[WHAT TO WORK ON]
Gather all lines in the entries below that include the word "packages".

[EXCERPTED RECORDS]
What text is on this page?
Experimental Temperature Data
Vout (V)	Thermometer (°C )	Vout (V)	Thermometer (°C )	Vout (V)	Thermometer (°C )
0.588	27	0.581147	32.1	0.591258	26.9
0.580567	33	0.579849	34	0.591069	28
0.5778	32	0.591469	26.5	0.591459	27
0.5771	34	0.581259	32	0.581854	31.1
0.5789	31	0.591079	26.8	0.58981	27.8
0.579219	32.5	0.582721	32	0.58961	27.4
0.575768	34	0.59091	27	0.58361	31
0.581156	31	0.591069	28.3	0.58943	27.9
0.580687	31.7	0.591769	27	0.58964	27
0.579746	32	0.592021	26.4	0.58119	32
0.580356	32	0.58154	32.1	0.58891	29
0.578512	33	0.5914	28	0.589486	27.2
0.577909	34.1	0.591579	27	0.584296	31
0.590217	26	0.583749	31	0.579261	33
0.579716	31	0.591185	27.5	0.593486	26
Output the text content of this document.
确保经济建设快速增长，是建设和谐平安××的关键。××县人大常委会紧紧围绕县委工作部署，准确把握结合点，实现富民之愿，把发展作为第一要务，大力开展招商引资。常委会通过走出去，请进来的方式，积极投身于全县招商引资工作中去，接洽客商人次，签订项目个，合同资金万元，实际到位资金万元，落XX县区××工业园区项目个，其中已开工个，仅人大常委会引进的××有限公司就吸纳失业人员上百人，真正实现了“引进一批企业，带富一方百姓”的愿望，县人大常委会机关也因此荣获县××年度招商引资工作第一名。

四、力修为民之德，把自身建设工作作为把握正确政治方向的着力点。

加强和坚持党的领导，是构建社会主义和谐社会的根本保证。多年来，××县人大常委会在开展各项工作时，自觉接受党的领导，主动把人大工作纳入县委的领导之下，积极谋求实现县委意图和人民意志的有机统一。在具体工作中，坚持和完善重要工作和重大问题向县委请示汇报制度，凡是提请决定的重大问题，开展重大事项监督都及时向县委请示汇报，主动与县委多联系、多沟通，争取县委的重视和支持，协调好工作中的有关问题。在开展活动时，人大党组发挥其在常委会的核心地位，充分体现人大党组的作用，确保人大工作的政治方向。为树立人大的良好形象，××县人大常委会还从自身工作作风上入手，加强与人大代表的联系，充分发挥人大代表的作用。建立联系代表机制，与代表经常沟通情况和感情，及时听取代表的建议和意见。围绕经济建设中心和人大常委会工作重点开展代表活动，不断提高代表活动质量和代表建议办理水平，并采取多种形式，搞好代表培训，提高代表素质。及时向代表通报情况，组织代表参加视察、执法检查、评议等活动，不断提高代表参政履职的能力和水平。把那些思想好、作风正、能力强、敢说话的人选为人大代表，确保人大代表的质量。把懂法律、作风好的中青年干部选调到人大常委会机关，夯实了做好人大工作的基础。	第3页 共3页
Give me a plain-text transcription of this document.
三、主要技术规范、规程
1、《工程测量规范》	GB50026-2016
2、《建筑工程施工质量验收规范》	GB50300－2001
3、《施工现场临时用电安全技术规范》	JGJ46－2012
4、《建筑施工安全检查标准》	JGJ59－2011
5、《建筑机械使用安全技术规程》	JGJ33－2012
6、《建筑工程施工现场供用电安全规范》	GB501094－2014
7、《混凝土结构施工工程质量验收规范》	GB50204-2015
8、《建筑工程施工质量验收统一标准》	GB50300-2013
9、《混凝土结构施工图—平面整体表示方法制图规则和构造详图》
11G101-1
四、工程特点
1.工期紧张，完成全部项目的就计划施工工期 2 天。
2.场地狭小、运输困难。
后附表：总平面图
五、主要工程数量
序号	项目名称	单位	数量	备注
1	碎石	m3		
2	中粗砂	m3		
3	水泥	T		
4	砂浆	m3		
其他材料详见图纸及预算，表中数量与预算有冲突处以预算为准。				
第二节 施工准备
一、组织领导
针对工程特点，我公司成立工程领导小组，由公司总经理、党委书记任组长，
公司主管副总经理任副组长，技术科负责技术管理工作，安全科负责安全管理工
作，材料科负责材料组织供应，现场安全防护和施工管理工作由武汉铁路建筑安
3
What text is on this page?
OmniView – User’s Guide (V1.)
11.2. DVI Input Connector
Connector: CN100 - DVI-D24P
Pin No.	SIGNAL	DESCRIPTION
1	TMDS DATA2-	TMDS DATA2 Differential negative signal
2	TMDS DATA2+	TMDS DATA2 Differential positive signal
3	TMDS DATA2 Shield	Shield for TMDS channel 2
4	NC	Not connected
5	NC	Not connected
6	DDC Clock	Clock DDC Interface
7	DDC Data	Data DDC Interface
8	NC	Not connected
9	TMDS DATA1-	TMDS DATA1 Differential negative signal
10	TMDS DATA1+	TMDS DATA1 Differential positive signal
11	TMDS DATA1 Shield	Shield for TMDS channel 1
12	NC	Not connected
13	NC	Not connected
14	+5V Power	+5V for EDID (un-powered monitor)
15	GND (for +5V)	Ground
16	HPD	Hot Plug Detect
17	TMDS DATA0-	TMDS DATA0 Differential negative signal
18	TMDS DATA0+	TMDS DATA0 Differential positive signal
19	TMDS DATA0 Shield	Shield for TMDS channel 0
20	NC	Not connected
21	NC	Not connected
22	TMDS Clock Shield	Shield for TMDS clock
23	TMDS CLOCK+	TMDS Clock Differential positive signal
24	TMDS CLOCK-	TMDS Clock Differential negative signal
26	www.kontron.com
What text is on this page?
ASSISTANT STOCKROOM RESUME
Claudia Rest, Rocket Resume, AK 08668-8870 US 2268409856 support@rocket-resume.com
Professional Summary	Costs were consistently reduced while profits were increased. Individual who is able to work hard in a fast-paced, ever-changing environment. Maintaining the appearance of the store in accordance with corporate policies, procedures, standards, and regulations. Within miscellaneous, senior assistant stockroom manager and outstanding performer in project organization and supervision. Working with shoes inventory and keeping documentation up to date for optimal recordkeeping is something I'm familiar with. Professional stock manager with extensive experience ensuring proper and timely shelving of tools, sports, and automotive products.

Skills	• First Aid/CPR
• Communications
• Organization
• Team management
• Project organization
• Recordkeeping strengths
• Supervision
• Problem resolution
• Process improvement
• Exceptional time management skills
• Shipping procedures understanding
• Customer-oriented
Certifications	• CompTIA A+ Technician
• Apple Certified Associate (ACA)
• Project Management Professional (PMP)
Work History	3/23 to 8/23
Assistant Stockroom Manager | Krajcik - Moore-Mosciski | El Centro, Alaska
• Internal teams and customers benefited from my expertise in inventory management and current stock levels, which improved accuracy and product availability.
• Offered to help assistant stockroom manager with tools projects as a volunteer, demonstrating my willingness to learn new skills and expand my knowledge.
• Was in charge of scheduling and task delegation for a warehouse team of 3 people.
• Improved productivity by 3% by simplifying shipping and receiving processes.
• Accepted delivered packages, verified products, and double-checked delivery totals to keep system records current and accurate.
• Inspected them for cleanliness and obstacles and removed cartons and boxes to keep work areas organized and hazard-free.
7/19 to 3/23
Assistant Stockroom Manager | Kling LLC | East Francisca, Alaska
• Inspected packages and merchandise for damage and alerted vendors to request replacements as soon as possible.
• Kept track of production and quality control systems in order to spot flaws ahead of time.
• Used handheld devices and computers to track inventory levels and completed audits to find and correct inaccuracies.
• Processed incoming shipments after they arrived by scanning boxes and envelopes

[THE COMPLETED TASK]
• Accepted delivered packages, verified products, and double-checked delivery totals to keep system records current and accurate.
• Inspected packages and merchandise for damage and alerted vendors to request replacements as soon as possible.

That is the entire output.